## THE REQUEST
Pull out every line below containing the word "chevron".

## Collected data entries
---------------
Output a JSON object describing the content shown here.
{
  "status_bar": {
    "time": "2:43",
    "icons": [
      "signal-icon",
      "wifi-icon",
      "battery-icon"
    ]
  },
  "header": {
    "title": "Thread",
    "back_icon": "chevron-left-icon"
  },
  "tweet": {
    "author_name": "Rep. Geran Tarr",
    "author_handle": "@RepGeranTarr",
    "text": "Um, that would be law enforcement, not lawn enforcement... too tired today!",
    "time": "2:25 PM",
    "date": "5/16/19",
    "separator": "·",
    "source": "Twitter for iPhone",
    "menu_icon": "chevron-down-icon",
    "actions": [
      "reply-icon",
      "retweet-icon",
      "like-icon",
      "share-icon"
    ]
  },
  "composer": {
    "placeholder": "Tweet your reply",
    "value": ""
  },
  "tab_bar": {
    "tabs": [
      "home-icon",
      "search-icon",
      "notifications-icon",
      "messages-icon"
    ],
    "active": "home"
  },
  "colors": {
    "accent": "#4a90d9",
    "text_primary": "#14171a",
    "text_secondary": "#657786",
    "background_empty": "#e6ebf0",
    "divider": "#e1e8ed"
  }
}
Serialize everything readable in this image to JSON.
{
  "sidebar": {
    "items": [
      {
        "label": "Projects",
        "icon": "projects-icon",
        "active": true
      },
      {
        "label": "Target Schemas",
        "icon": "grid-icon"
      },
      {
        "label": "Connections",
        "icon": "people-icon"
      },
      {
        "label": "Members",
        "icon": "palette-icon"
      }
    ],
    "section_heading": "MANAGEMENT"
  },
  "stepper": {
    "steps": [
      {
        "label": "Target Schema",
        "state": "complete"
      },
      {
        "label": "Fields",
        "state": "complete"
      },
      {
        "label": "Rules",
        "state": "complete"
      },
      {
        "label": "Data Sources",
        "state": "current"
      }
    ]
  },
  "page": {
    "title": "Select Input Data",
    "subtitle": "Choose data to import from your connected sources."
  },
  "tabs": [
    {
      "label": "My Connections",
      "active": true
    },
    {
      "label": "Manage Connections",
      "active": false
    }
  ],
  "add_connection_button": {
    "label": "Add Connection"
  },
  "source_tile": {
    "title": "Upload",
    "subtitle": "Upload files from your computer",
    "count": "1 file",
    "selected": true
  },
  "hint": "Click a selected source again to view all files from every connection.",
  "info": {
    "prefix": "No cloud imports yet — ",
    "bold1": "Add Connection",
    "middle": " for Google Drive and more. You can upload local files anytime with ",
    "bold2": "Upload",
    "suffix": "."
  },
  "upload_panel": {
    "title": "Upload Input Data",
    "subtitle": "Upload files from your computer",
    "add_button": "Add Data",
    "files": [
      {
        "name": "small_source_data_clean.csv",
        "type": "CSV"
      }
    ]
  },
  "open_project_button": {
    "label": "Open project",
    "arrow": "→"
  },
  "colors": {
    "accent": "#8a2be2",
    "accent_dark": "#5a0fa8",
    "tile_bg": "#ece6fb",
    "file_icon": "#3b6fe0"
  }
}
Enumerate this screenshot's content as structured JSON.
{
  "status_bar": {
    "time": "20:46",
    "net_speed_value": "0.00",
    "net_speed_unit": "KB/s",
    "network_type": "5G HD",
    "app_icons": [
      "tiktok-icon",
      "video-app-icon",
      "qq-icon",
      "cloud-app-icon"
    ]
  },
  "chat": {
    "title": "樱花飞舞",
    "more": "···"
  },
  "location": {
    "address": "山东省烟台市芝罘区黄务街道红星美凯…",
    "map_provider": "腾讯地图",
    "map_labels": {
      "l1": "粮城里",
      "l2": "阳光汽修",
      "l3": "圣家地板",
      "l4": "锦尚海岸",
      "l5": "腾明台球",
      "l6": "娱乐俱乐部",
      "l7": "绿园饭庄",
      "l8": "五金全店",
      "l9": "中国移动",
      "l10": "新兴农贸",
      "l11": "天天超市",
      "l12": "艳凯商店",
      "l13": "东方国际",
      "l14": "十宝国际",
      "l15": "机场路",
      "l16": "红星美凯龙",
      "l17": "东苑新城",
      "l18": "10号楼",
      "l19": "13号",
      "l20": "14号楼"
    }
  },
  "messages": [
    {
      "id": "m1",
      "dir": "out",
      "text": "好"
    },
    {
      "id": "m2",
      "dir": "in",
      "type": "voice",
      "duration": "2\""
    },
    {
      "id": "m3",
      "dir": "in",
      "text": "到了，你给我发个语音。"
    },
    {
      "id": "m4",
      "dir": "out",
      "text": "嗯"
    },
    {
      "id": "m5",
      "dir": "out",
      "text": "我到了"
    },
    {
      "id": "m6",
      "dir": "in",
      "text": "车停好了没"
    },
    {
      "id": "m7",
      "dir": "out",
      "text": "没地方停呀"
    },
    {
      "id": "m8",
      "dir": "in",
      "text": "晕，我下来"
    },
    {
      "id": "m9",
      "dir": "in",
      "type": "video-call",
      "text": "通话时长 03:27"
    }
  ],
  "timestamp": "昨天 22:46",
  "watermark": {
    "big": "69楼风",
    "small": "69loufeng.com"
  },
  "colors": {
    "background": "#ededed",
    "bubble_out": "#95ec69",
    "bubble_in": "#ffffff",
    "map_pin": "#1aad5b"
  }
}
---------------
## TASK RESULT
    "back_icon": "chevron-left-icon"
    "menu_icon": "chevron-down-icon",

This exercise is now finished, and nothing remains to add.